Stored data:
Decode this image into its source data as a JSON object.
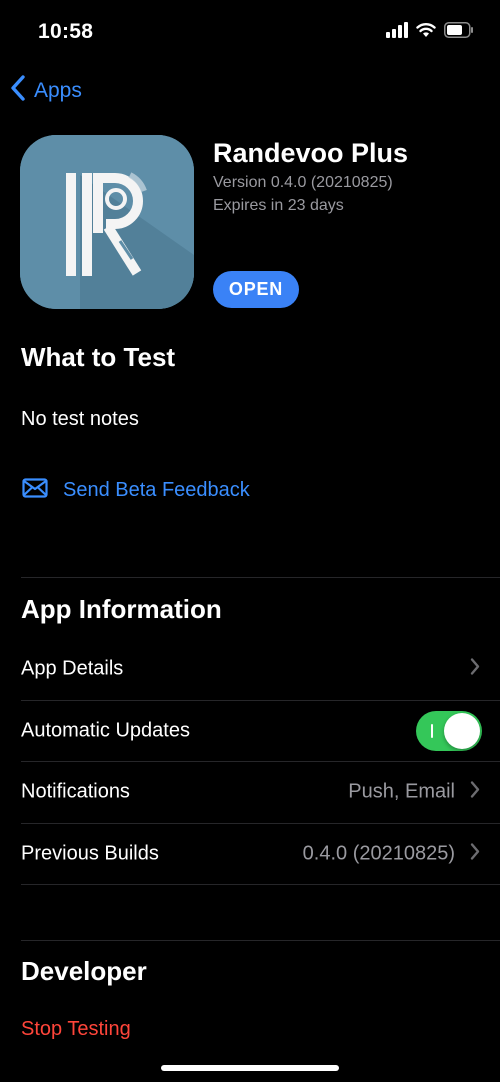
{
  "status_bar": {
    "time": "10:58"
  },
  "nav": {
    "back_label": "Apps"
  },
  "app": {
    "name": "Randevoo Plus",
    "version": "Version 0.4.0 (20210825)",
    "expires": "Expires in 23 days",
    "open_label": "OPEN"
  },
  "what_to_test": {
    "title": "What to Test",
    "notes": "No test notes",
    "feedback_label": "Send Beta Feedback"
  },
  "app_information": {
    "title": "App Information",
    "rows": [
      {
        "label": "App Details",
        "value": ""
      },
      {
        "label": "Automatic Updates",
        "toggle_on": true
      },
      {
        "label": "Notifications",
        "value": "Push, Email"
      },
      {
        "label": "Previous Builds",
        "value": "0.4.0 (20210825)"
      }
    ]
  },
  "developer": {
    "title": "Developer",
    "stop_label": "Stop Testing"
  },
  "colors": {
    "accent": "#3a8eff",
    "destructive": "#ff453a",
    "toggle_on": "#34c759",
    "secondary_text": "#9a9aa0"
  }
}
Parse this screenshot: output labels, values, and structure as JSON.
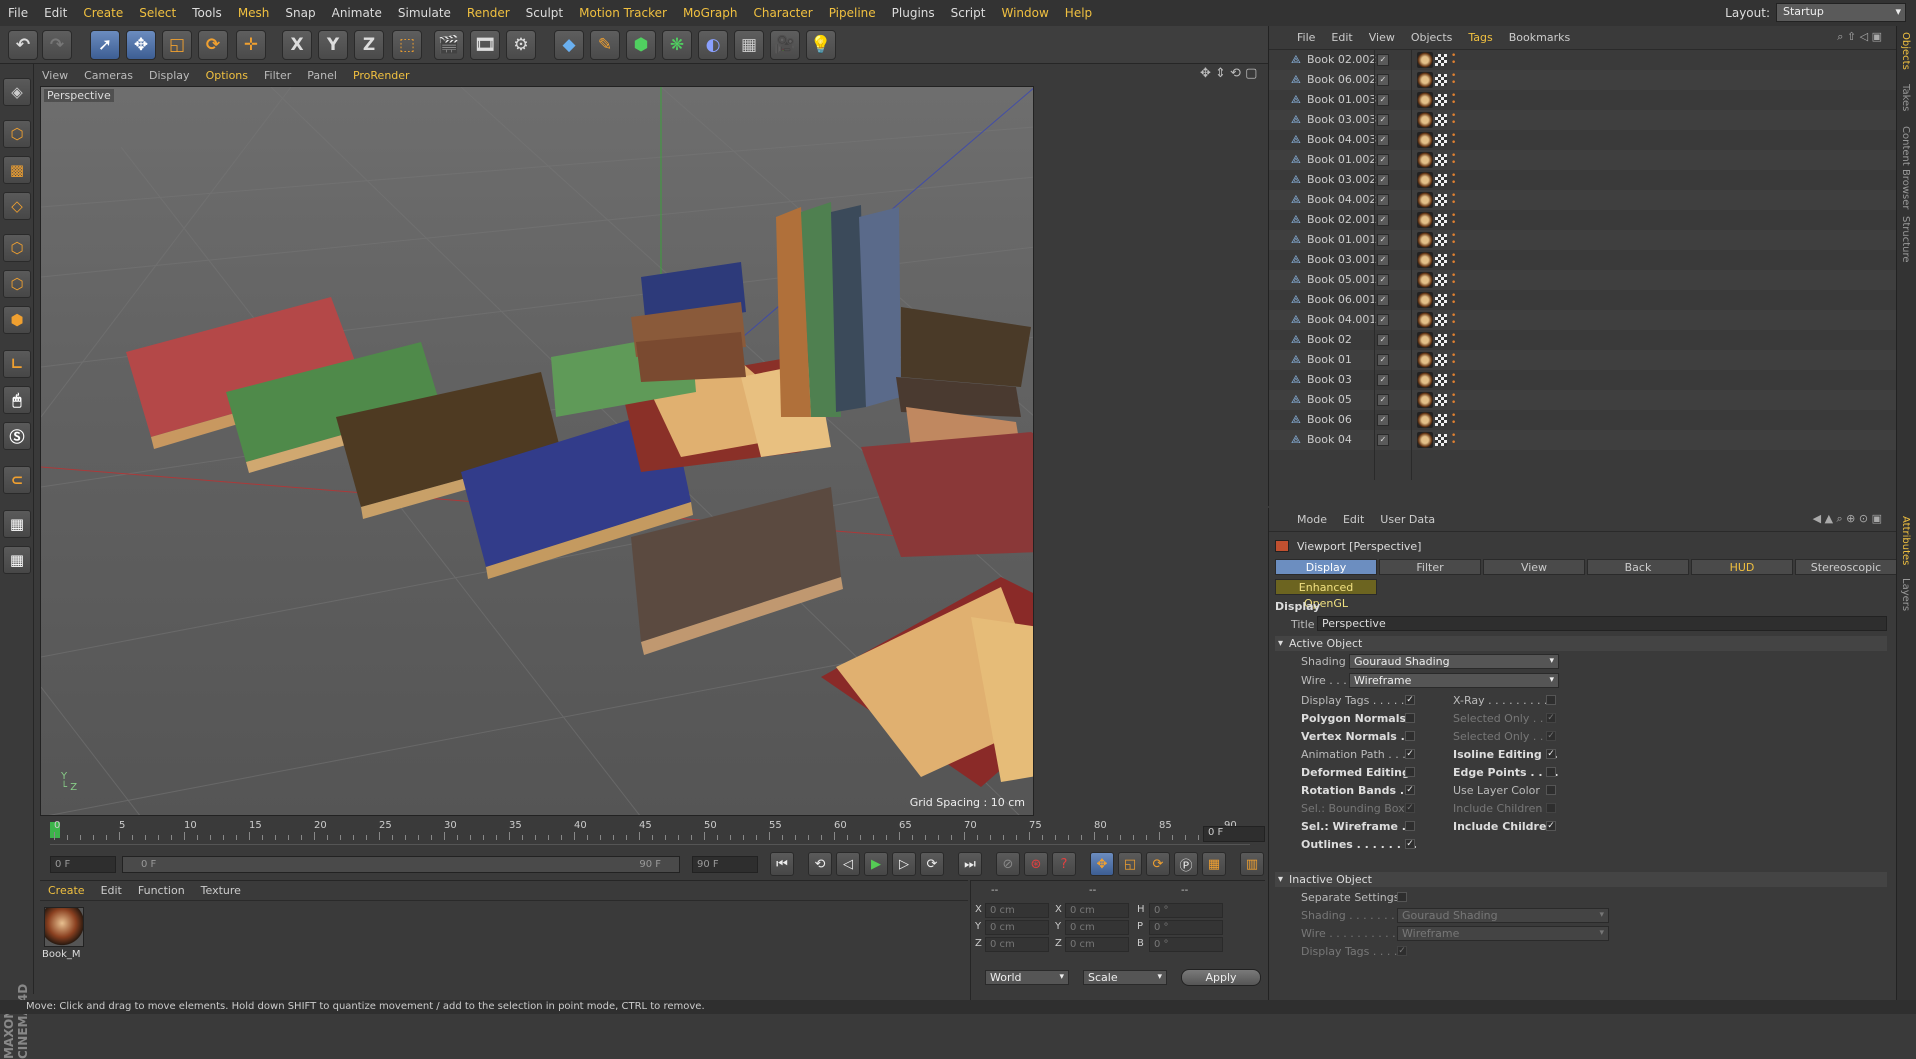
{
  "menubar": {
    "items": [
      "File",
      "Edit",
      "Create",
      "Select",
      "Tools",
      "Mesh",
      "Snap",
      "Animate",
      "Simulate",
      "Render",
      "Sculpt",
      "Motion Tracker",
      "MoGraph",
      "Character",
      "Pipeline",
      "Plugins",
      "Script",
      "Window",
      "Help"
    ],
    "layout_label": "Layout:",
    "layout_value": "Startup"
  },
  "toolbar": {
    "axes": [
      "X",
      "Y",
      "Z"
    ]
  },
  "viewport": {
    "menu": [
      "View",
      "Cameras",
      "Display",
      "Options",
      "Filter",
      "Panel",
      "ProRender"
    ],
    "label": "Perspective",
    "grid_spacing": "Grid Spacing : 10 cm"
  },
  "timeline": {
    "ticks": [
      "0",
      "5",
      "10",
      "15",
      "20",
      "25",
      "30",
      "35",
      "40",
      "45",
      "50",
      "55",
      "60",
      "65",
      "70",
      "75",
      "80",
      "85",
      "90"
    ],
    "current_frame": "0 F",
    "start_field": "0 F",
    "range_start": "0 F",
    "range_end": "90 F",
    "end_field": "90 F"
  },
  "material_manager": {
    "menu": [
      "Create",
      "Edit",
      "Function",
      "Texture"
    ],
    "material_name": "Book_M"
  },
  "coordinates": {
    "header": [
      "--",
      "--",
      "--"
    ],
    "rows": [
      {
        "a": "X",
        "av": "0 cm",
        "b": "X",
        "bv": "0 cm",
        "c": "H",
        "cv": "0 °"
      },
      {
        "a": "Y",
        "av": "0 cm",
        "b": "Y",
        "bv": "0 cm",
        "c": "P",
        "cv": "0 °"
      },
      {
        "a": "Z",
        "av": "0 cm",
        "b": "Z",
        "bv": "0 cm",
        "c": "B",
        "cv": "0 °"
      }
    ],
    "mode1": "World",
    "mode2": "Scale",
    "apply": "Apply"
  },
  "object_manager": {
    "menu": [
      "File",
      "Edit",
      "View",
      "Objects",
      "Tags",
      "Bookmarks"
    ],
    "objects": [
      "Book 02.002",
      "Book 06.002",
      "Book 01.003",
      "Book 03.003",
      "Book 04.003",
      "Book 01.002",
      "Book 03.002",
      "Book 04.002",
      "Book 02.001",
      "Book 01.001",
      "Book 03.001",
      "Book 05.001",
      "Book 06.001",
      "Book 04.001",
      "Book 02",
      "Book 01",
      "Book 03",
      "Book 05",
      "Book 06",
      "Book 04"
    ]
  },
  "attribute_manager": {
    "menu": [
      "Mode",
      "Edit",
      "User Data"
    ],
    "title": "Viewport [Perspective]",
    "tabs": [
      "Display",
      "Filter",
      "View",
      "Back",
      "HUD",
      "Stereoscopic"
    ],
    "subtab": "Enhanced OpenGL",
    "section_display": "Display",
    "title_label": "Title",
    "title_value": "Perspective",
    "active_object": "Active Object",
    "shading_label": "Shading",
    "shading_value": "Gouraud Shading",
    "wire_label": "Wire . . .",
    "wire_value": "Wireframe",
    "left_opts": [
      {
        "label": "Display Tags . . . . .",
        "checked": "✓",
        "style": ""
      },
      {
        "label": "Polygon Normals",
        "checked": "",
        "style": "b"
      },
      {
        "label": "Vertex Normals . .",
        "checked": "",
        "style": "b"
      },
      {
        "label": "Animation Path . . .",
        "checked": "✓",
        "style": ""
      },
      {
        "label": "Deformed Editing",
        "checked": "",
        "style": "b"
      },
      {
        "label": "Rotation Bands . .",
        "checked": "✓",
        "style": "b"
      },
      {
        "label": "Sel.: Bounding Box",
        "checked": "✓",
        "style": "dim"
      },
      {
        "label": "Sel.: Wireframe . .",
        "checked": "",
        "style": "b"
      },
      {
        "label": "Outlines . . . . . . . .",
        "checked": "✓",
        "style": "b"
      }
    ],
    "right_opts": [
      {
        "label": "X-Ray . . . . . . . . . .",
        "checked": "",
        "style": ""
      },
      {
        "label": "Selected Only . .",
        "checked": "✓",
        "style": "dim"
      },
      {
        "label": "Selected Only . .",
        "checked": "✓",
        "style": "dim"
      },
      {
        "label": "Isoline Editing . .",
        "checked": "✓",
        "style": "b"
      },
      {
        "label": "Edge Points . . . .",
        "checked": "",
        "style": "b"
      },
      {
        "label": "Use Layer Color",
        "checked": "",
        "style": ""
      },
      {
        "label": "Include Children",
        "checked": "",
        "style": "dim"
      },
      {
        "label": "Include Children",
        "checked": "✓",
        "style": "b"
      }
    ],
    "inactive_object": "Inactive Object",
    "separate_settings": "Separate Settings",
    "in_shading_label": "Shading . . . . . . . . .",
    "in_shading_value": "Gouraud Shading",
    "in_wire_label": "Wire . . . . . . . . . . . .",
    "in_wire_value": "Wireframe",
    "in_display_tags": "Display Tags . . . . .",
    "in_display_tags_checked": "✓"
  },
  "right_tabs": [
    "Objects",
    "Takes",
    "Content Browser",
    "Structure",
    "Attributes",
    "Layers"
  ],
  "status_bar": "Move: Click and drag to move elements. Hold down SHIFT to quantize movement / add to the selection in point mode, CTRL to remove.",
  "logo": "MAXON CINEMA 4D"
}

WHAT NEEDS TO BE DONE: Across the material above, count every line holding "this" and write down only the number.

RESULT BELOW: 2